** Available data **
Start

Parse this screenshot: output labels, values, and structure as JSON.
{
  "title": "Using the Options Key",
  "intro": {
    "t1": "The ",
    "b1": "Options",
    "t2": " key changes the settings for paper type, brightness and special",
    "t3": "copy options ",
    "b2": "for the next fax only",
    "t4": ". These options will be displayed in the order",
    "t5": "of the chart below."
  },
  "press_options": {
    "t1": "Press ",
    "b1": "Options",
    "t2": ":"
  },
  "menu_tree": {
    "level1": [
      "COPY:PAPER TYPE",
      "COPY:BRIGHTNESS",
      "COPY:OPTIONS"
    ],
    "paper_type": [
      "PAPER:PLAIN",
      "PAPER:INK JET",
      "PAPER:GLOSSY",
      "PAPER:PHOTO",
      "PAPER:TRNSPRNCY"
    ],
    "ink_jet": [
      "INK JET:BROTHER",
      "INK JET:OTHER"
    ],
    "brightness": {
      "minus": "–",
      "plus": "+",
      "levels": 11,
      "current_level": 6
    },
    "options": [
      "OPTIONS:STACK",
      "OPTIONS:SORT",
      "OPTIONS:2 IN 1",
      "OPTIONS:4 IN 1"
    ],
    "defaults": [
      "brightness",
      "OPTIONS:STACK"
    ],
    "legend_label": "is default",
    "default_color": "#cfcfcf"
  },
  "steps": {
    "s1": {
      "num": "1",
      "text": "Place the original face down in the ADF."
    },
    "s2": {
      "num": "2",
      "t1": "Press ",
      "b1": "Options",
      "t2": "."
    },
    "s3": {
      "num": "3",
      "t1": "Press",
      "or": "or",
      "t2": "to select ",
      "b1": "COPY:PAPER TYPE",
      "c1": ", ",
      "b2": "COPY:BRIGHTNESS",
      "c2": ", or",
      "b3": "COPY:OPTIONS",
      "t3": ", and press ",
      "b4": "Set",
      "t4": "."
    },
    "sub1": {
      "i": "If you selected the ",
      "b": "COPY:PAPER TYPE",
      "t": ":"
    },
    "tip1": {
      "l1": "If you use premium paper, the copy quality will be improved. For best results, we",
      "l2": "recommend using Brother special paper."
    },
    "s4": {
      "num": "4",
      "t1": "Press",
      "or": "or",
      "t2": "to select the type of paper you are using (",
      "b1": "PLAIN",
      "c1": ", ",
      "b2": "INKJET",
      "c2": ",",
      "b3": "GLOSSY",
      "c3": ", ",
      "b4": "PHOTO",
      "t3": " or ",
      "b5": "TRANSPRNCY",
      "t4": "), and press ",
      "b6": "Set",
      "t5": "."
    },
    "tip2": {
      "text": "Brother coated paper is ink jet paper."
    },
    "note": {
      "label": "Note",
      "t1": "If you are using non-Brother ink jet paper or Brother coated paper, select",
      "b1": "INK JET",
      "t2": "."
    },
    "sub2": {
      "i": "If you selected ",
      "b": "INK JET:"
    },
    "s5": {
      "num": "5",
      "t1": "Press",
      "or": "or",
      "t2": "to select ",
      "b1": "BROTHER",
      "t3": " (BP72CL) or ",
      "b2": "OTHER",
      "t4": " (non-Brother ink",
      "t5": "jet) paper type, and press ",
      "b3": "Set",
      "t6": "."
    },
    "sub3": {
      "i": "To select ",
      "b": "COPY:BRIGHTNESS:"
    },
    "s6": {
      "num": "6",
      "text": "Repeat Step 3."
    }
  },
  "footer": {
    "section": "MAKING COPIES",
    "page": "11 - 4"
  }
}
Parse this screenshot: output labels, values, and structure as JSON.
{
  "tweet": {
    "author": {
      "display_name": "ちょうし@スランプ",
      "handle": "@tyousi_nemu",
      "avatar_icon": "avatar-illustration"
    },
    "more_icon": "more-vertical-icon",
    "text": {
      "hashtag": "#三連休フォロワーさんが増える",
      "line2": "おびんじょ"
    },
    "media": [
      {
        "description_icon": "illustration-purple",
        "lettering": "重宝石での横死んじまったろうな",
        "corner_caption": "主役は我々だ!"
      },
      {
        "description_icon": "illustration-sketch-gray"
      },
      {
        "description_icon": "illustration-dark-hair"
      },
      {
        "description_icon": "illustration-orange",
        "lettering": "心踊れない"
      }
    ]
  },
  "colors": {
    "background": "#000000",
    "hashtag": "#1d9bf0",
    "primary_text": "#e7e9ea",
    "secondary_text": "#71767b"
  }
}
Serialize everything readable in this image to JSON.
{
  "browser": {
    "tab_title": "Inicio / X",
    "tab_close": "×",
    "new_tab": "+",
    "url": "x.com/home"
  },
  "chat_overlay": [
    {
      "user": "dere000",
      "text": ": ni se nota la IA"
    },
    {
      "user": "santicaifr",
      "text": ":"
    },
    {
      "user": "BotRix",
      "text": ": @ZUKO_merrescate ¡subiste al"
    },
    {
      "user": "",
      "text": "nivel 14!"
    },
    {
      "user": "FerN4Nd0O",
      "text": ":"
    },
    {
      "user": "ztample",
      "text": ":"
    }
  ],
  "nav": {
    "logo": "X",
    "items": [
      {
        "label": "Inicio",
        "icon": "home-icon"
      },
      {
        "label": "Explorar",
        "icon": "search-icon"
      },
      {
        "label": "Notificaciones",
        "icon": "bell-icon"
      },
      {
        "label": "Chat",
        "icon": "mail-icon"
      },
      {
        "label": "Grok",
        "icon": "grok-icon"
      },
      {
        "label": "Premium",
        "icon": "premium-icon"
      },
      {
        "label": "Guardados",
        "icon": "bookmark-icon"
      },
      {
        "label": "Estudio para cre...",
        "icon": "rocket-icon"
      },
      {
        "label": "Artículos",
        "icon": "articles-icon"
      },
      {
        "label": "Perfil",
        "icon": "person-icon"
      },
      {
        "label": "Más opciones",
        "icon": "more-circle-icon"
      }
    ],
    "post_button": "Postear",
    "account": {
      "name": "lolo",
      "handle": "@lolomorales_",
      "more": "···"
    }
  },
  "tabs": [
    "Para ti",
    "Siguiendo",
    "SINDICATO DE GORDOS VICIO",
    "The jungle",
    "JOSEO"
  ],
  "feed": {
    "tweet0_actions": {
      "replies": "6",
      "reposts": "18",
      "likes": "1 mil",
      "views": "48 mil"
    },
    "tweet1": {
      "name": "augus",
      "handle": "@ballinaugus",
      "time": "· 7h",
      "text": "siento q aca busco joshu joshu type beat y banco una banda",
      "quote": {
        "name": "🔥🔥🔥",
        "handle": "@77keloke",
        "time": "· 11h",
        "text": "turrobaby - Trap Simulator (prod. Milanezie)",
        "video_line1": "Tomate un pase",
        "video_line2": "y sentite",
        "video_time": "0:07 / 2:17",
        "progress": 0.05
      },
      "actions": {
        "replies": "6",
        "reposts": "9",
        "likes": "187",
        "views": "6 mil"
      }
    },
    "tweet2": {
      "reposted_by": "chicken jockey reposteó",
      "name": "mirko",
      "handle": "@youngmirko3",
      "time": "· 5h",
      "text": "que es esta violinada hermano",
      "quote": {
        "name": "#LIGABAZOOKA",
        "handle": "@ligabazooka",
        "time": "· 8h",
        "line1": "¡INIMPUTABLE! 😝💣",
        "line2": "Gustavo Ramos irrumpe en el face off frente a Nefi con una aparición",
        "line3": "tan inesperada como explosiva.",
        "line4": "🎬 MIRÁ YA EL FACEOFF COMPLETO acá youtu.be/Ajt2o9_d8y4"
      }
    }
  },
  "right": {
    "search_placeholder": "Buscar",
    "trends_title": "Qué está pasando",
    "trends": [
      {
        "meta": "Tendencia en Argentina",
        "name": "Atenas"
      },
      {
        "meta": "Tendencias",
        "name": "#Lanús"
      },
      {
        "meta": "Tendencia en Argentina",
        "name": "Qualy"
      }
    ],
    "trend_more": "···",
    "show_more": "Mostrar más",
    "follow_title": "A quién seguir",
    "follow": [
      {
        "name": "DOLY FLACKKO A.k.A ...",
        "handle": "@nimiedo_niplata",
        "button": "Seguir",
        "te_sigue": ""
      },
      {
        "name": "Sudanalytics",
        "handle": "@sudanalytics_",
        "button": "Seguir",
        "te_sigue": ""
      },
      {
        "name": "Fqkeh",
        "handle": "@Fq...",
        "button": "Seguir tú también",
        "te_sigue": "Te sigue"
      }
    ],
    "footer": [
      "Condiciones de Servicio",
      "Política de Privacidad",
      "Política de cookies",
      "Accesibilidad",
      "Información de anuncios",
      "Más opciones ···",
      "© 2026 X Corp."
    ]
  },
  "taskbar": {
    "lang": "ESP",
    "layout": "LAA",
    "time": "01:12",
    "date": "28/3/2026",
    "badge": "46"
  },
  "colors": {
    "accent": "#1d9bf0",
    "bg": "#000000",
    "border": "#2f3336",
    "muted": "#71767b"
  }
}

End

Find each line with the string "will" and copy it out.

    "t4": ". These options will be displayed in the order",
      "l1": "If you use premium paper, the copy quality will be improved. For best results, we",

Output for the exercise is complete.